— Begin —
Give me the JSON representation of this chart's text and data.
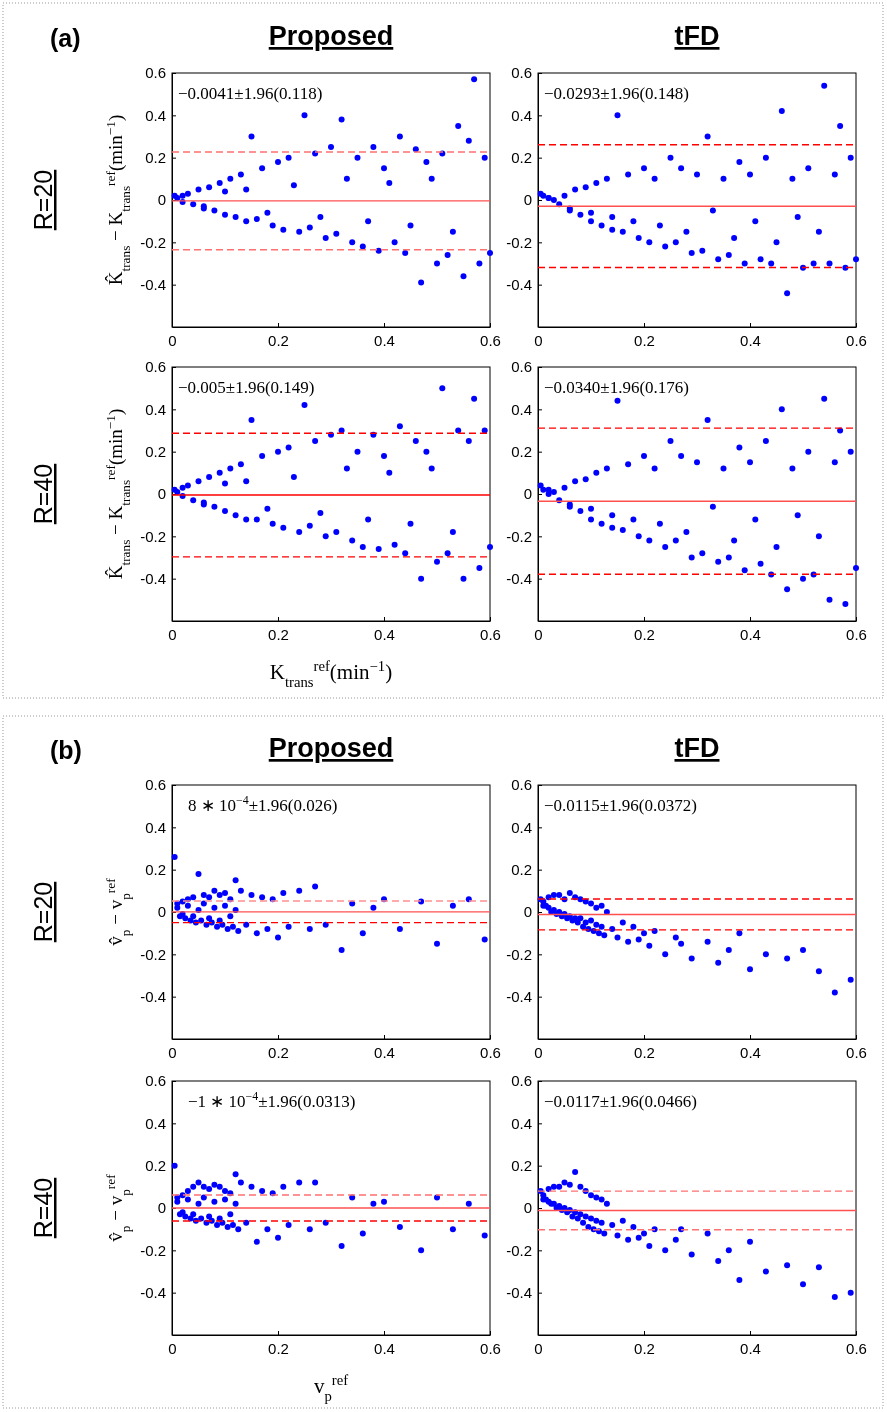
{
  "chart_data": [
    {
      "type": "scatter",
      "title": "Proposed",
      "ylabel": "K̂$_{trans}$ − K$_{trans}$$^{ref}$(min$^{−1}$)",
      "annotations": [
        "(a)",
        "R=20",
        "−0.0041±1.96(0.118)"
      ],
      "xlim": [
        0,
        0.6
      ],
      "ylim": [
        -0.6,
        0.6
      ],
      "xticks": [
        0,
        0.2,
        0.4,
        0.6
      ],
      "yticks": [
        -0.4,
        -0.2,
        0,
        0.2,
        0.4,
        0.6
      ],
      "x": [
        0.005,
        0.01,
        0.02,
        0.03,
        0.04,
        0.05,
        0.06,
        0.07,
        0.08,
        0.09,
        0.1,
        0.11,
        0.12,
        0.13,
        0.14,
        0.15,
        0.16,
        0.17,
        0.19,
        0.2,
        0.21,
        0.22,
        0.24,
        0.25,
        0.26,
        0.27,
        0.29,
        0.3,
        0.31,
        0.32,
        0.34,
        0.35,
        0.36,
        0.38,
        0.39,
        0.4,
        0.42,
        0.43,
        0.44,
        0.46,
        0.47,
        0.48,
        0.5,
        0.51,
        0.52,
        0.54,
        0.55,
        0.56,
        0.57,
        0.58,
        0.59,
        0.6,
        0.02,
        0.06,
        0.1,
        0.14,
        0.18,
        0.23,
        0.28,
        0.33,
        0.37,
        0.41,
        0.45,
        0.49,
        0.53
      ],
      "series": [
        {
          "color": "#0000ff",
          "values": [
            0.02,
            0.01,
            -0.01,
            0.03,
            -0.02,
            0.05,
            -0.04,
            0.06,
            -0.05,
            0.08,
            -0.07,
            0.1,
            -0.08,
            0.12,
            -0.1,
            0.3,
            -0.09,
            0.15,
            -0.12,
            0.18,
            -0.14,
            0.2,
            -0.15,
            0.4,
            -0.13,
            0.22,
            -0.18,
            0.25,
            -0.16,
            0.38,
            -0.2,
            0.2,
            -0.22,
            0.25,
            -0.24,
            0.15,
            -0.2,
            0.3,
            -0.25,
            0.24,
            -0.39,
            0.18,
            -0.3,
            0.22,
            -0.26,
            0.35,
            -0.36,
            0.28,
            0.57,
            -0.3,
            0.2,
            -0.25,
            0.02,
            -0.03,
            0.04,
            0.05,
            -0.06,
            0.07,
            -0.08,
            0.1,
            -0.1,
            0.08,
            -0.12,
            0.1,
            -0.15
          ]
        }
      ],
      "ref_lines": [
        {
          "axis": "y",
          "value": -0.0041,
          "color": "#ff5050",
          "line_style": "solid"
        },
        {
          "axis": "y",
          "value": 0.227,
          "color": "#ff7070",
          "line_style": "dashed"
        },
        {
          "axis": "y",
          "value": -0.235,
          "color": "#ff7070",
          "line_style": "dashed"
        }
      ]
    },
    {
      "type": "scatter",
      "title": "tFD",
      "annotations": [
        "−0.0293±1.96(0.148)"
      ],
      "xlim": [
        0,
        0.6
      ],
      "ylim": [
        -0.6,
        0.6
      ],
      "xticks": [
        0,
        0.2,
        0.4,
        0.6
      ],
      "yticks": [
        -0.4,
        -0.2,
        0,
        0.2,
        0.4,
        0.6
      ],
      "x": [
        0.005,
        0.01,
        0.02,
        0.03,
        0.04,
        0.05,
        0.06,
        0.07,
        0.08,
        0.09,
        0.1,
        0.11,
        0.12,
        0.13,
        0.14,
        0.15,
        0.16,
        0.17,
        0.19,
        0.2,
        0.21,
        0.22,
        0.24,
        0.25,
        0.26,
        0.27,
        0.29,
        0.3,
        0.31,
        0.32,
        0.34,
        0.35,
        0.36,
        0.38,
        0.39,
        0.4,
        0.42,
        0.43,
        0.44,
        0.46,
        0.47,
        0.48,
        0.5,
        0.51,
        0.52,
        0.54,
        0.55,
        0.56,
        0.57,
        0.58,
        0.59,
        0.6,
        0.02,
        0.06,
        0.1,
        0.14,
        0.18,
        0.23,
        0.28,
        0.33,
        0.37,
        0.41,
        0.45,
        0.49,
        0.53
      ],
      "series": [
        {
          "color": "#0000ff",
          "values": [
            0.03,
            0.02,
            0.01,
            0.0,
            -0.02,
            0.02,
            -0.05,
            0.05,
            -0.07,
            0.06,
            -0.1,
            0.08,
            -0.12,
            0.1,
            -0.14,
            0.4,
            -0.15,
            0.12,
            -0.18,
            0.15,
            -0.2,
            0.1,
            -0.22,
            0.2,
            -0.2,
            0.15,
            -0.25,
            0.12,
            -0.24,
            0.3,
            -0.28,
            0.1,
            -0.26,
            0.18,
            -0.3,
            0.12,
            -0.28,
            0.2,
            -0.3,
            0.42,
            -0.44,
            0.1,
            -0.32,
            0.15,
            -0.3,
            0.54,
            -0.3,
            0.12,
            0.35,
            -0.32,
            0.2,
            -0.28,
            0.01,
            -0.04,
            -0.06,
            -0.08,
            -0.1,
            -0.12,
            -0.15,
            -0.05,
            -0.18,
            -0.1,
            -0.2,
            -0.08,
            -0.15
          ]
        }
      ],
      "ref_lines": [
        {
          "axis": "y",
          "value": -0.0293,
          "color": "#ff5050",
          "line_style": "solid"
        },
        {
          "axis": "y",
          "value": 0.261,
          "color": "#ff0000",
          "line_style": "dashed"
        },
        {
          "axis": "y",
          "value": -0.319,
          "color": "#ff0000",
          "line_style": "dashed"
        }
      ]
    },
    {
      "type": "scatter",
      "xlabel": "K$_{trans}$$^{ref}$(min$^{−1}$)",
      "ylabel": "K̂$_{trans}$ − K$_{trans}$$^{ref}$(min$^{−1}$)",
      "annotations": [
        "R=40",
        "−0.005±1.96(0.149)"
      ],
      "xlim": [
        0,
        0.6
      ],
      "ylim": [
        -0.6,
        0.6
      ],
      "xticks": [
        0,
        0.2,
        0.4,
        0.6
      ],
      "yticks": [
        -0.4,
        -0.2,
        0,
        0.2,
        0.4,
        0.6
      ],
      "x": [
        0.005,
        0.01,
        0.02,
        0.03,
        0.04,
        0.05,
        0.06,
        0.07,
        0.08,
        0.09,
        0.1,
        0.11,
        0.12,
        0.13,
        0.14,
        0.15,
        0.16,
        0.17,
        0.19,
        0.2,
        0.21,
        0.22,
        0.24,
        0.25,
        0.26,
        0.27,
        0.29,
        0.3,
        0.31,
        0.32,
        0.34,
        0.35,
        0.36,
        0.38,
        0.39,
        0.4,
        0.42,
        0.43,
        0.44,
        0.46,
        0.47,
        0.48,
        0.5,
        0.51,
        0.52,
        0.54,
        0.55,
        0.56,
        0.57,
        0.58,
        0.59,
        0.6,
        0.02,
        0.06,
        0.1,
        0.14,
        0.18,
        0.23,
        0.28,
        0.33,
        0.37,
        0.41,
        0.45,
        0.49,
        0.53
      ],
      "series": [
        {
          "color": "#0000ff",
          "values": [
            0.02,
            0.01,
            -0.01,
            0.04,
            -0.03,
            0.06,
            -0.05,
            0.08,
            -0.06,
            0.1,
            -0.08,
            0.12,
            -0.1,
            0.14,
            -0.12,
            0.35,
            -0.12,
            0.18,
            -0.14,
            0.2,
            -0.16,
            0.22,
            -0.18,
            0.42,
            -0.15,
            0.25,
            -0.2,
            0.28,
            -0.18,
            0.3,
            -0.22,
            0.2,
            -0.25,
            0.28,
            -0.26,
            0.18,
            -0.24,
            0.32,
            -0.28,
            0.25,
            -0.4,
            0.2,
            -0.32,
            0.5,
            -0.28,
            0.3,
            -0.4,
            0.25,
            0.45,
            -0.35,
            0.3,
            -0.25,
            0.03,
            -0.04,
            0.05,
            0.06,
            -0.07,
            0.08,
            -0.09,
            0.12,
            -0.12,
            0.1,
            -0.14,
            0.12,
            -0.18
          ]
        }
      ],
      "ref_lines": [
        {
          "axis": "y",
          "value": -0.005,
          "color": "#ff0000",
          "line_style": "solid"
        },
        {
          "axis": "y",
          "value": 0.287,
          "color": "#ff0000",
          "line_style": "dashed"
        },
        {
          "axis": "y",
          "value": -0.297,
          "color": "#ff0000",
          "line_style": "dashed"
        }
      ]
    },
    {
      "type": "scatter",
      "annotations": [
        "−0.0340±1.96(0.176)"
      ],
      "xlim": [
        0,
        0.6
      ],
      "ylim": [
        -0.6,
        0.6
      ],
      "xticks": [
        0,
        0.2,
        0.4,
        0.6
      ],
      "yticks": [
        -0.4,
        -0.2,
        0,
        0.2,
        0.4,
        0.6
      ],
      "x": [
        0.005,
        0.01,
        0.02,
        0.03,
        0.04,
        0.05,
        0.06,
        0.07,
        0.08,
        0.09,
        0.1,
        0.11,
        0.12,
        0.13,
        0.14,
        0.15,
        0.16,
        0.17,
        0.19,
        0.2,
        0.21,
        0.22,
        0.24,
        0.25,
        0.26,
        0.27,
        0.29,
        0.3,
        0.31,
        0.32,
        0.34,
        0.35,
        0.36,
        0.38,
        0.39,
        0.4,
        0.42,
        0.43,
        0.44,
        0.46,
        0.47,
        0.48,
        0.5,
        0.51,
        0.52,
        0.54,
        0.55,
        0.56,
        0.57,
        0.58,
        0.59,
        0.6,
        0.02,
        0.06,
        0.1,
        0.14,
        0.18,
        0.23,
        0.28,
        0.33,
        0.37,
        0.41,
        0.45,
        0.49,
        0.53
      ],
      "series": [
        {
          "color": "#0000ff",
          "values": [
            0.04,
            0.02,
            0.0,
            0.01,
            -0.03,
            0.03,
            -0.06,
            0.06,
            -0.08,
            0.07,
            -0.12,
            0.1,
            -0.14,
            0.12,
            -0.16,
            0.44,
            -0.17,
            0.14,
            -0.2,
            0.18,
            -0.22,
            0.12,
            -0.25,
            0.25,
            -0.22,
            0.18,
            -0.3,
            0.15,
            -0.28,
            0.35,
            -0.32,
            0.12,
            -0.3,
            0.22,
            -0.36,
            0.15,
            -0.33,
            0.25,
            -0.38,
            0.4,
            -0.45,
            0.12,
            -0.4,
            0.2,
            -0.38,
            0.45,
            -0.5,
            0.15,
            0.3,
            -0.52,
            0.2,
            -0.35,
            0.02,
            -0.05,
            -0.07,
            -0.1,
            -0.12,
            -0.14,
            -0.18,
            -0.06,
            -0.22,
            -0.12,
            -0.25,
            -0.1,
            -0.2
          ]
        }
      ],
      "ref_lines": [
        {
          "axis": "y",
          "value": -0.034,
          "color": "#ff5050",
          "line_style": "solid"
        },
        {
          "axis": "y",
          "value": 0.311,
          "color": "#ff0000",
          "line_style": "dashed"
        },
        {
          "axis": "y",
          "value": -0.379,
          "color": "#ff0000",
          "line_style": "dashed"
        }
      ]
    },
    {
      "type": "scatter",
      "title": "Proposed",
      "ylabel": "v̂$_{p}$ − v$_{p}$$^{ref}$",
      "annotations": [
        "(b)",
        "R=20",
        "8 ∗ 10$^{−4}$±1.96(0.026)"
      ],
      "xlim": [
        0,
        0.6
      ],
      "ylim": [
        -0.6,
        0.6
      ],
      "xticks": [
        0,
        0.2,
        0.4,
        0.6
      ],
      "yticks": [
        -0.4,
        -0.2,
        0,
        0.2,
        0.4,
        0.6
      ],
      "x": [
        0.005,
        0.01,
        0.015,
        0.02,
        0.025,
        0.03,
        0.035,
        0.04,
        0.045,
        0.05,
        0.055,
        0.06,
        0.065,
        0.07,
        0.075,
        0.08,
        0.085,
        0.09,
        0.095,
        0.1,
        0.105,
        0.11,
        0.115,
        0.12,
        0.125,
        0.13,
        0.14,
        0.15,
        0.16,
        0.17,
        0.18,
        0.19,
        0.2,
        0.21,
        0.22,
        0.24,
        0.26,
        0.27,
        0.29,
        0.32,
        0.34,
        0.36,
        0.38,
        0.4,
        0.43,
        0.47,
        0.5,
        0.53,
        0.56,
        0.59,
        0.01,
        0.02,
        0.03,
        0.04,
        0.05,
        0.06,
        0.07,
        0.08,
        0.09,
        0.1,
        0.11,
        0.12
      ],
      "series": [
        {
          "color": "#0000ff",
          "values": [
            0.26,
            0.04,
            -0.02,
            0.05,
            -0.03,
            0.06,
            -0.04,
            0.07,
            -0.05,
            0.18,
            -0.04,
            0.08,
            -0.06,
            0.07,
            -0.05,
            0.1,
            -0.07,
            0.08,
            -0.06,
            0.09,
            -0.08,
            0.06,
            -0.07,
            0.15,
            -0.09,
            0.1,
            -0.06,
            0.08,
            -0.1,
            0.07,
            -0.08,
            0.06,
            -0.12,
            0.09,
            -0.07,
            0.1,
            -0.08,
            0.12,
            -0.06,
            -0.18,
            0.04,
            -0.1,
            0.02,
            0.06,
            -0.08,
            0.05,
            -0.15,
            0.03,
            0.06,
            -0.13,
            0.02,
            -0.01,
            0.03,
            -0.02,
            0.01,
            0.04,
            -0.03,
            0.02,
            -0.04,
            0.03,
            -0.02,
            0.01
          ]
        }
      ],
      "ref_lines": [
        {
          "axis": "y",
          "value": 0.0008,
          "color": "#ff5050",
          "line_style": "solid"
        },
        {
          "axis": "y",
          "value": 0.052,
          "color": "#ff9090",
          "line_style": "dashed"
        },
        {
          "axis": "y",
          "value": -0.05,
          "color": "#ff0000",
          "line_style": "dashed"
        }
      ]
    },
    {
      "type": "scatter",
      "title": "tFD",
      "annotations": [
        "−0.0115±1.96(0.0372)"
      ],
      "xlim": [
        0,
        0.6
      ],
      "ylim": [
        -0.6,
        0.6
      ],
      "xticks": [
        0,
        0.2,
        0.4,
        0.6
      ],
      "yticks": [
        -0.4,
        -0.2,
        0,
        0.2,
        0.4,
        0.6
      ],
      "x": [
        0.005,
        0.01,
        0.015,
        0.02,
        0.025,
        0.03,
        0.035,
        0.04,
        0.045,
        0.05,
        0.055,
        0.06,
        0.065,
        0.07,
        0.075,
        0.08,
        0.085,
        0.09,
        0.095,
        0.1,
        0.105,
        0.11,
        0.115,
        0.12,
        0.125,
        0.13,
        0.14,
        0.15,
        0.16,
        0.17,
        0.18,
        0.19,
        0.2,
        0.21,
        0.22,
        0.24,
        0.26,
        0.27,
        0.29,
        0.32,
        0.34,
        0.36,
        0.38,
        0.4,
        0.43,
        0.47,
        0.5,
        0.53,
        0.56,
        0.59,
        0.01,
        0.02,
        0.03,
        0.04,
        0.05,
        0.06,
        0.07,
        0.08,
        0.09,
        0.1,
        0.11,
        0.12
      ],
      "series": [
        {
          "color": "#0000ff",
          "values": [
            0.06,
            0.05,
            0.03,
            0.07,
            0.0,
            0.08,
            -0.01,
            0.08,
            -0.02,
            0.06,
            -0.03,
            0.09,
            -0.04,
            0.07,
            -0.05,
            0.06,
            -0.07,
            0.05,
            -0.08,
            0.04,
            -0.09,
            0.02,
            -0.1,
            0.03,
            -0.11,
            0.0,
            -0.08,
            -0.12,
            -0.05,
            -0.14,
            -0.07,
            -0.13,
            -0.1,
            -0.16,
            -0.09,
            -0.2,
            -0.12,
            -0.15,
            -0.22,
            -0.14,
            -0.24,
            -0.18,
            -0.1,
            -0.27,
            -0.2,
            -0.22,
            -0.18,
            -0.28,
            -0.38,
            -0.32,
            0.03,
            0.02,
            0.01,
            0.0,
            -0.01,
            -0.02,
            -0.03,
            -0.03,
            -0.05,
            -0.04,
            -0.06,
            -0.07
          ]
        }
      ],
      "ref_lines": [
        {
          "axis": "y",
          "value": -0.0115,
          "color": "#ff5050",
          "line_style": "solid"
        },
        {
          "axis": "y",
          "value": 0.0614,
          "color": "#ff0000",
          "line_style": "dashed"
        },
        {
          "axis": "y",
          "value": -0.0844,
          "color": "#ff0000",
          "line_style": "dashed"
        }
      ]
    },
    {
      "type": "scatter",
      "xlabel": "v$_{p}$$^{ref}$",
      "ylabel": "v̂$_{p}$ − v$_{p}$$^{ref}$",
      "annotations": [
        "R=40",
        "−1 ∗ 10$^{−4}$±1.96(0.0313)"
      ],
      "xlim": [
        0,
        0.6
      ],
      "ylim": [
        -0.6,
        0.6
      ],
      "xticks": [
        0,
        0.2,
        0.4,
        0.6
      ],
      "yticks": [
        -0.4,
        -0.2,
        0,
        0.2,
        0.4,
        0.6
      ],
      "x": [
        0.005,
        0.01,
        0.015,
        0.02,
        0.025,
        0.03,
        0.035,
        0.04,
        0.045,
        0.05,
        0.055,
        0.06,
        0.065,
        0.07,
        0.075,
        0.08,
        0.085,
        0.09,
        0.095,
        0.1,
        0.105,
        0.11,
        0.115,
        0.12,
        0.125,
        0.13,
        0.14,
        0.15,
        0.16,
        0.17,
        0.18,
        0.19,
        0.2,
        0.21,
        0.22,
        0.24,
        0.26,
        0.27,
        0.29,
        0.32,
        0.34,
        0.36,
        0.38,
        0.4,
        0.43,
        0.47,
        0.5,
        0.53,
        0.56,
        0.59,
        0.01,
        0.02,
        0.03,
        0.04,
        0.05,
        0.06,
        0.07,
        0.08,
        0.09,
        0.1,
        0.11,
        0.12
      ],
      "series": [
        {
          "color": "#0000ff",
          "values": [
            0.2,
            0.05,
            -0.03,
            0.06,
            -0.04,
            0.08,
            -0.05,
            0.1,
            -0.06,
            0.12,
            -0.05,
            0.1,
            -0.07,
            0.09,
            -0.06,
            0.11,
            -0.08,
            0.1,
            -0.07,
            0.08,
            -0.09,
            0.07,
            -0.08,
            0.16,
            -0.1,
            0.12,
            -0.07,
            0.1,
            -0.16,
            0.08,
            -0.1,
            0.07,
            -0.14,
            0.1,
            -0.08,
            0.12,
            -0.1,
            0.12,
            -0.07,
            -0.18,
            0.05,
            -0.12,
            0.02,
            0.03,
            -0.09,
            -0.2,
            0.05,
            -0.1,
            0.02,
            -0.13,
            0.03,
            -0.02,
            0.04,
            -0.03,
            0.02,
            0.05,
            -0.04,
            0.03,
            -0.05,
            0.04,
            -0.03,
            0.02
          ]
        }
      ],
      "ref_lines": [
        {
          "axis": "y",
          "value": -0.0001,
          "color": "#ff5050",
          "line_style": "solid"
        },
        {
          "axis": "y",
          "value": 0.0612,
          "color": "#ff7070",
          "line_style": "dashed"
        },
        {
          "axis": "y",
          "value": -0.0614,
          "color": "#ff0000",
          "line_style": "dashed"
        }
      ]
    },
    {
      "type": "scatter",
      "annotations": [
        "−0.0117±1.96(0.0466)"
      ],
      "xlim": [
        0,
        0.6
      ],
      "ylim": [
        -0.6,
        0.6
      ],
      "xticks": [
        0,
        0.2,
        0.4,
        0.6
      ],
      "yticks": [
        -0.4,
        -0.2,
        0,
        0.2,
        0.4,
        0.6
      ],
      "x": [
        0.005,
        0.01,
        0.015,
        0.02,
        0.025,
        0.03,
        0.035,
        0.04,
        0.045,
        0.05,
        0.055,
        0.06,
        0.065,
        0.07,
        0.075,
        0.08,
        0.085,
        0.09,
        0.095,
        0.1,
        0.105,
        0.11,
        0.115,
        0.12,
        0.125,
        0.13,
        0.14,
        0.15,
        0.16,
        0.17,
        0.18,
        0.19,
        0.2,
        0.21,
        0.22,
        0.24,
        0.26,
        0.27,
        0.29,
        0.32,
        0.34,
        0.36,
        0.38,
        0.4,
        0.43,
        0.47,
        0.5,
        0.53,
        0.56,
        0.59,
        0.01,
        0.02,
        0.03,
        0.04,
        0.05,
        0.06,
        0.07,
        0.08,
        0.09,
        0.1,
        0.11,
        0.12
      ],
      "series": [
        {
          "color": "#0000ff",
          "values": [
            0.08,
            0.06,
            0.04,
            0.09,
            0.02,
            0.1,
            0.0,
            0.1,
            -0.01,
            0.12,
            -0.02,
            0.11,
            -0.04,
            0.17,
            -0.05,
            0.1,
            -0.07,
            0.08,
            -0.09,
            0.06,
            -0.1,
            0.05,
            -0.11,
            0.04,
            -0.12,
            0.02,
            -0.08,
            -0.13,
            -0.06,
            -0.15,
            -0.09,
            -0.14,
            -0.12,
            -0.18,
            -0.1,
            -0.2,
            -0.15,
            -0.1,
            -0.22,
            -0.12,
            -0.25,
            -0.2,
            -0.34,
            -0.16,
            -0.3,
            -0.27,
            -0.36,
            -0.28,
            -0.42,
            -0.4,
            0.04,
            0.03,
            0.02,
            0.01,
            0.0,
            -0.01,
            -0.02,
            -0.03,
            -0.04,
            -0.05,
            -0.06,
            -0.07
          ]
        }
      ],
      "ref_lines": [
        {
          "axis": "y",
          "value": -0.0117,
          "color": "#ff5050",
          "line_style": "solid"
        },
        {
          "axis": "y",
          "value": 0.0796,
          "color": "#ff7070",
          "line_style": "dashed"
        },
        {
          "axis": "y",
          "value": -0.103,
          "color": "#ff7070",
          "line_style": "dashed"
        }
      ]
    }
  ]
}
— End —
# Work to do:
Copy all lines from the data that hold the word "xlabel".

# Response to this exercise:
      "xlabel": "K$_{trans}$$^{ref}$(min$^{−1}$)",
      "xlabel": "v$_{p}$$^{ref}$",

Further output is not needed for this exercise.